SET PROBLEM: Give the data below again exactly as it stands. Omit the pictures.

Data records
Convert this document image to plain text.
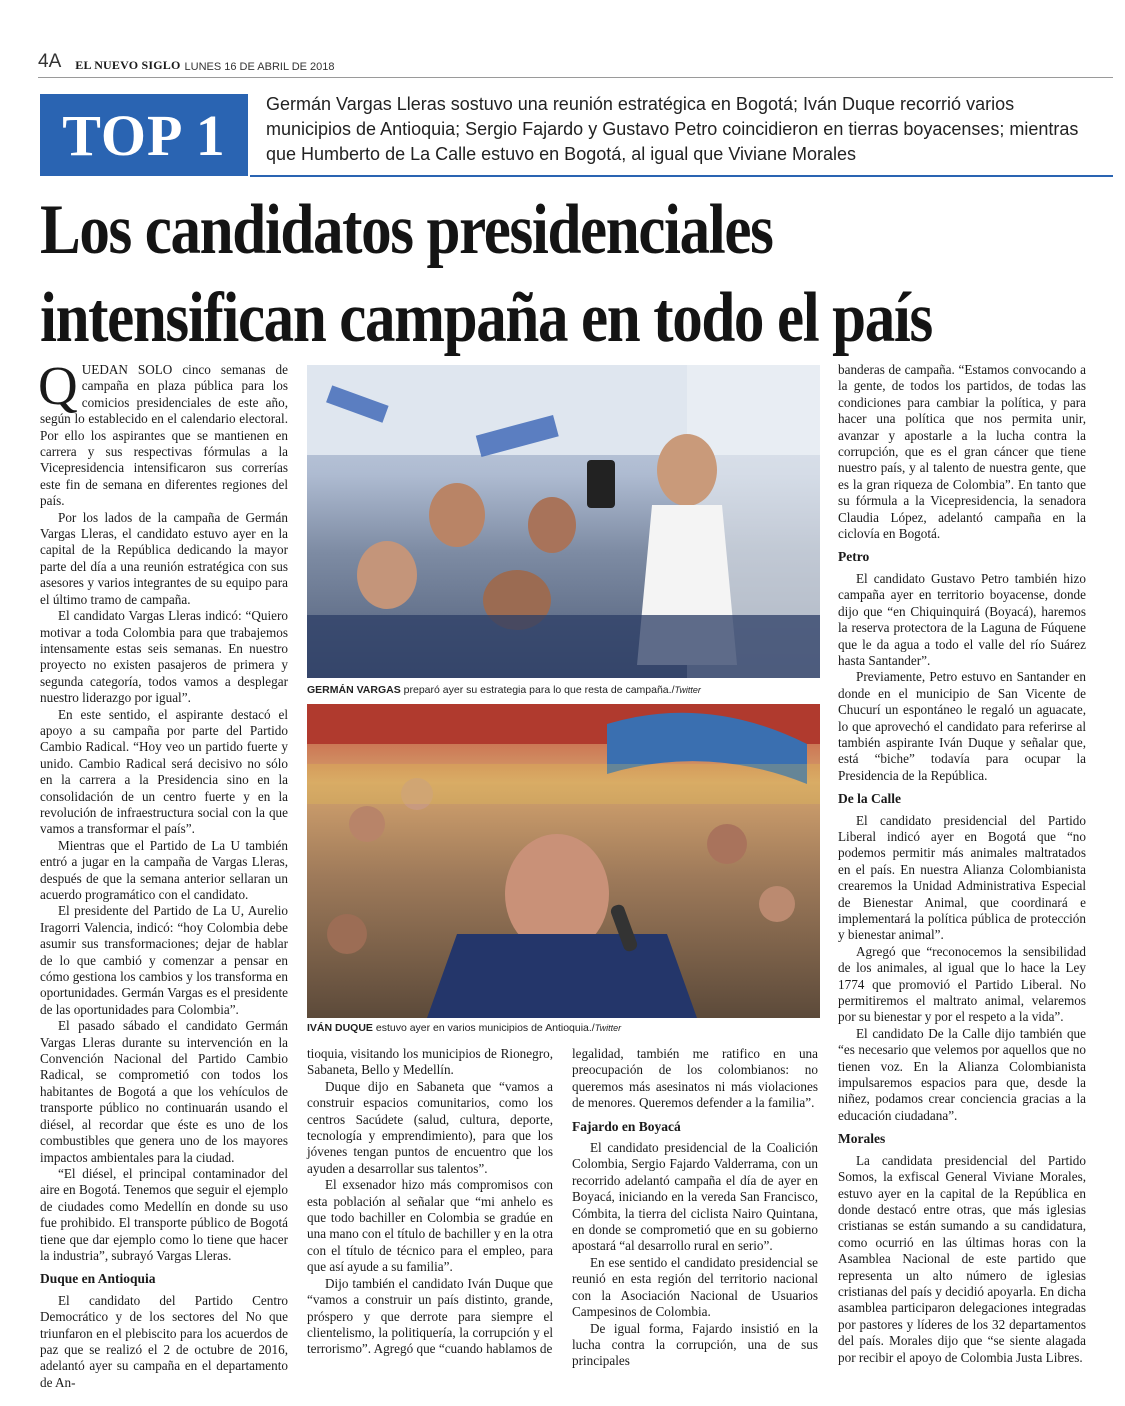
4A EL NUEVO SIGLO LUNES 16 DE ABRIL DE 2018
TOP 1 Germán Vargas Lleras sostuvo una reunión estratégica en Bogotá; Iván Duque recorrió varios municipios de Antioquia; Sergio Fajardo y Gustavo Petro coincidieron en tierras boyacenses; mientras que Humberto de La Calle estuvo en Bogotá, al igual que Viviane Morales
Los candidatos presidenciales
intensifican campaña en todo el país

QUEDAN SOLO cinco semanas de campaña en plaza pública para los comicios presidenciales de este año, según lo establecido en el calendario electoral. Por ello los aspirantes que se mantienen en carrera y sus respectivas fórmulas a la Vicepresidencia intensificaron sus correrías este fin de semana en diferentes regiones del país.

Por los lados de la campaña de Germán Vargas Lleras, el candidato estuvo ayer en la capital de la República dedicando la mayor parte del día a una reunión estratégica con sus asesores y varios integrantes de su equipo para el último tramo de campaña.

El candidato Vargas Lleras indicó: “Quiero motivar a toda Colombia para que trabajemos intensamente estas seis semanas. En nuestro proyecto no existen pasajeros de primera y segunda categoría, todos vamos a desplegar nuestro liderazgo por igual”.

En este sentido, el aspirante destacó el apoyo a su campaña por parte del Partido Cambio Radical. “Hoy veo un partido fuerte y unido. Cambio Radical será decisivo no sólo en la carrera a la Presidencia sino en la consolidación de un centro fuerte y en la revolución de infraestructura social con la que vamos a transformar el país”.

Mientras que el Partido de La U también entró a jugar en la campaña de Vargas Lleras, después de que la semana anterior sellaran un acuerdo programático con el candidato.

El presidente del Partido de La U, Aurelio Iragorri Valencia, indicó: “hoy Colombia debe asumir sus transformaciones; dejar de hablar de lo que cambió y comenzar a pensar en cómo gestiona los cambios y los transforma en oportunidades. Germán Vargas es el presidente de las oportunidades para Colombia”.

El pasado sábado el candidato Germán Vargas Lleras durante su intervención en la Convención Nacional del Partido Cambio Radical, se comprometió con todos los habitantes de Bogotá a que los vehículos de transporte público no continuarán usando el diésel, al recordar que éste es uno de los combustibles que genera uno de los mayores impactos ambientales para la ciudad.

“El diésel, el principal contaminador del aire en Bogotá. Tenemos que seguir el ejemplo de ciudades como Medellín en donde su uso fue prohibido. El transporte público de Bogotá tiene que dar ejemplo como lo tiene que hacer la industria”, subrayó Vargas Lleras.

Duque en Antioquia

El candidato del Partido Centro Democrático y de los sectores del No que triunfaron en el plebiscito para los acuerdos de paz que se realizó el 2 de octubre de 2016, adelantó ayer su campaña en el departamento de An-

GERMÁN VARGAS preparó ayer su estrategia para lo que resta de campaña./Twitter
IVÁN DUQUE estuvo ayer en varios municipios de Antioquia./Twitter

tioquia, visitando los municipios de Rionegro, Sabaneta, Bello y Medellín.

Duque dijo en Sabaneta que “vamos a construir espacios comunitarios, como los centros Sacúdete (salud, cultura, deporte, tecnología y emprendimiento), para que los jóvenes tengan puntos de encuentro que los ayuden a desarrollar sus talentos”.

El exsenador hizo más compromisos con esta población al señalar que “mi anhelo es que todo bachiller en Colombia se gradúe en una mano con el título de bachiller y en la otra con el título de técnico para el empleo, para que así ayude a su familia”.

Dijo también el candidato Iván Duque que “vamos a construir un país distinto, grande, próspero y que derrote para siempre el clientelismo, la politiquería, la corrupción y el terrorismo”. Agregó que “cuando hablamos de

legalidad, también me ratifico en una preocupación de los colombianos: no queremos más asesinatos ni más violaciones de menores. Queremos defender a la familia”.

Fajardo en Boyacá

El candidato presidencial de la Coalición Colombia, Sergio Fajardo Valderrama, con un recorrido adelantó campaña el día de ayer en Boyacá, iniciando en la vereda San Francisco, Cómbita, la tierra del ciclista Nairo Quintana, en donde se comprometió que en su gobierno apostará “al desarrollo rural en serio”.

En ese sentido el candidato presidencial se reunió en esta región del territorio nacional con la Asociación Nacional de Usuarios Campesinos de Colombia.

De igual forma, Fajardo insistió en la lucha contra la corrupción, una de sus principales

banderas de campaña. “Estamos convocando a la gente, de todos los partidos, de todas las condiciones para cambiar la política, y para hacer una política que nos permita unir, avanzar y apostarle a la lucha contra la corrupción, que es el gran cáncer que tiene nuestro país, y al talento de nuestra gente, que es la gran riqueza de Colombia”. En tanto que su fórmula a la Vicepresidencia, la senadora Claudia López, adelantó campaña en la ciclovía en Bogotá.

Petro

El candidato Gustavo Petro también hizo campaña ayer en territorio boyacense, donde dijo que “en Chiquinquirá (Boyacá), haremos la reserva protectora de la Laguna de Fúquene que le da agua a todo el valle del río Suárez hasta Santander”.

Previamente, Petro estuvo en Santander en donde en el municipio de San Vicente de Chucurí un espontáneo le regaló un aguacate, lo que aprovechó el candidato para referirse al también aspirante Iván Duque y señalar que, está “biche” todavía para ocupar la Presidencia de la República.

De la Calle

El candidato presidencial del Partido Liberal indicó ayer en Bogotá que “no podemos permitir más animales maltratados en el país. En nuestra Alianza Colombianista crearemos la Unidad Administrativa Especial de Bienestar Animal, que coordinará e implementará la política pública de protección y bienestar animal”.

Agregó que “reconocemos la sensibilidad de los animales, al igual que lo hace la Ley 1774 que promovió el Partido Liberal. No permitiremos el maltrato animal, velaremos por su bienestar y por el respeto a la vida”.

El candidato De la Calle dijo también que “es necesario que velemos por aquellos que no tienen voz. En la Alianza Colombianista impulsaremos espacios para que, desde la niñez, podamos crear conciencia gracias a la educación ciudadana”.

Morales

La candidata presidencial del Partido Somos, la exfiscal General Viviane Morales, estuvo ayer en la capital de la República en donde destacó entre otras, que más iglesias cristianas se están sumando a su candidatura, como ocurrió en las últimas horas con la Asamblea Nacional de este partido que representa un alto número de iglesias cristianas del país y decidió apoyarla. En dicha asamblea participaron delegaciones integradas por pastores y líderes de los 32 departamentos del país. Morales dijo que “se siente alagada por recibir el apoyo de Colombia Justa Libres.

RESULT OF THE TASK:
Convert this document image to plain text.
4A EL NUEVO SIGLO LUNES 16 DE ABRIL DE 2018
TOP 1 Germán Vargas Lleras sostuvo una reunión estratégica en Bogotá; Iván Duque recorrió varios municipios de Antioquia; Sergio Fajardo y Gustavo Petro coincidieron en tierras boyacenses; mientras que Humberto de La Calle estuvo en Bogotá, al igual que Viviane Morales
Los candidatos presidenciales
intensifican campaña en todo el país

QUEDAN SOLO cinco semanas de campaña en plaza pública para los comicios presidenciales de este año, según lo establecido en el calendario electoral. Por ello los aspirantes que se mantienen en carrera y sus respectivas fórmulas a la Vicepresidencia intensificaron sus correrías este fin de semana en diferentes regiones del país.

Por los lados de la campaña de Germán Vargas Lleras, el candidato estuvo ayer en la capital de la República dedicando la mayor parte del día a una reunión estratégica con sus asesores y varios integrantes de su equipo para el último tramo de campaña.

El candidato Vargas Lleras indicó: “Quiero motivar a toda Colombia para que trabajemos intensamente estas seis semanas. En nuestro proyecto no existen pasajeros de primera y segunda categoría, todos vamos a desplegar nuestro liderazgo por igual”.

En este sentido, el aspirante destacó el apoyo a su campaña por parte del Partido Cambio Radical. “Hoy veo un partido fuerte y unido. Cambio Radical será decisivo no sólo en la carrera a la Presidencia sino en la consolidación de un centro fuerte y en la revolución de infraestructura social con la que vamos a transformar el país”.

Mientras que el Partido de La U también entró a jugar en la campaña de Vargas Lleras, después de que la semana anterior sellaran un acuerdo programático con el candidato.

El presidente del Partido de La U, Aurelio Iragorri Valencia, indicó: “hoy Colombia debe asumir sus transformaciones; dejar de hablar de lo que cambió y comenzar a pensar en cómo gestiona los cambios y los transforma en oportunidades. Germán Vargas es el presidente de las oportunidades para Colombia”.

El pasado sábado el candidato Germán Vargas Lleras durante su intervención en la Convención Nacional del Partido Cambio Radical, se comprometió con todos los habitantes de Bogotá a que los vehículos de transporte público no continuarán usando el diésel, al recordar que éste es uno de los combustibles que genera uno de los mayores impactos ambientales para la ciudad.

“El diésel, el principal contaminador del aire en Bogotá. Tenemos que seguir el ejemplo de ciudades como Medellín en donde su uso fue prohibido. El transporte público de Bogotá tiene que dar ejemplo como lo tiene que hacer la industria”, subrayó Vargas Lleras.

Duque en Antioquia

El candidato del Partido Centro Democrático y de los sectores del No que triunfaron en el plebiscito para los acuerdos de paz que se realizó el 2 de octubre de 2016, adelantó ayer su campaña en el departamento de An-

GERMÁN VARGAS preparó ayer su estrategia para lo que resta de campaña./Twitter
IVÁN DUQUE estuvo ayer en varios municipios de Antioquia./Twitter

tioquia, visitando los municipios de Rionegro, Sabaneta, Bello y Medellín.

Duque dijo en Sabaneta que “vamos a construir espacios comunitarios, como los centros Sacúdete (salud, cultura, deporte, tecnología y emprendimiento), para que los jóvenes tengan puntos de encuentro que los ayuden a desarrollar sus talentos”.

El exsenador hizo más compromisos con esta población al señalar que “mi anhelo es que todo bachiller en Colombia se gradúe en una mano con el título de bachiller y en la otra con el título de técnico para el empleo, para que así ayude a su familia”.

Dijo también el candidato Iván Duque que “vamos a construir un país distinto, grande, próspero y que derrote para siempre el clientelismo, la politiquería, la corrupción y el terrorismo”. Agregó que “cuando hablamos de

legalidad, también me ratifico en una preocupación de los colombianos: no queremos más asesinatos ni más violaciones de menores. Queremos defender a la familia”.

Fajardo en Boyacá

El candidato presidencial de la Coalición Colombia, Sergio Fajardo Valderrama, con un recorrido adelantó campaña el día de ayer en Boyacá, iniciando en la vereda San Francisco, Cómbita, la tierra del ciclista Nairo Quintana, en donde se comprometió que en su gobierno apostará “al desarrollo rural en serio”.

En ese sentido el candidato presidencial se reunió en esta región del territorio nacional con la Asociación Nacional de Usuarios Campesinos de Colombia.

De igual forma, Fajardo insistió en la lucha contra la corrupción, una de sus principales

banderas de campaña. “Estamos convocando a la gente, de todos los partidos, de todas las condiciones para cambiar la política, y para hacer una política que nos permita unir, avanzar y apostarle a la lucha contra la corrupción, que es el gran cáncer que tiene nuestro país, y al talento de nuestra gente, que es la gran riqueza de Colombia”. En tanto que su fórmula a la Vicepresidencia, la senadora Claudia López, adelantó campaña en la ciclovía en Bogotá.

Petro

El candidato Gustavo Petro también hizo campaña ayer en territorio boyacense, donde dijo que “en Chiquinquirá (Boyacá), haremos la reserva protectora de la Laguna de Fúquene que le da agua a todo el valle del río Suárez hasta Santander”.

Previamente, Petro estuvo en Santander en donde en el municipio de San Vicente de Chucurí un espontáneo le regaló un aguacate, lo que aprovechó el candidato para referirse al también aspirante Iván Duque y señalar que, está “biche” todavía para ocupar la Presidencia de la República.

De la Calle

El candidato presidencial del Partido Liberal indicó ayer en Bogotá que “no podemos permitir más animales maltratados en el país. En nuestra Alianza Colombianista crearemos la Unidad Administrativa Especial de Bienestar Animal, que coordinará e implementará la política pública de protección y bienestar animal”.

Agregó que “reconocemos la sensibilidad de los animales, al igual que lo hace la Ley 1774 que promovió el Partido Liberal. No permitiremos el maltrato animal, velaremos por su bienestar y por el respeto a la vida”.

El candidato De la Calle dijo también que “es necesario que velemos por aquellos que no tienen voz. En la Alianza Colombianista impulsaremos espacios para que, desde la niñez, podamos crear conciencia gracias a la educación ciudadana”.

Morales

La candidata presidencial del Partido Somos, la exfiscal General Viviane Morales, estuvo ayer en la capital de la República en donde destacó entre otras, que más iglesias cristianas se están sumando a su candidatura, como ocurrió en las últimas horas con la Asamblea Nacional de este partido que representa un alto número de iglesias cristianas del país y decidió apoyarla. En dicha asamblea participaron delegaciones integradas por pastores y líderes de los 32 departamentos del país. Morales dijo que “se siente alagada por recibir el apoyo de Colombia Justa Libres.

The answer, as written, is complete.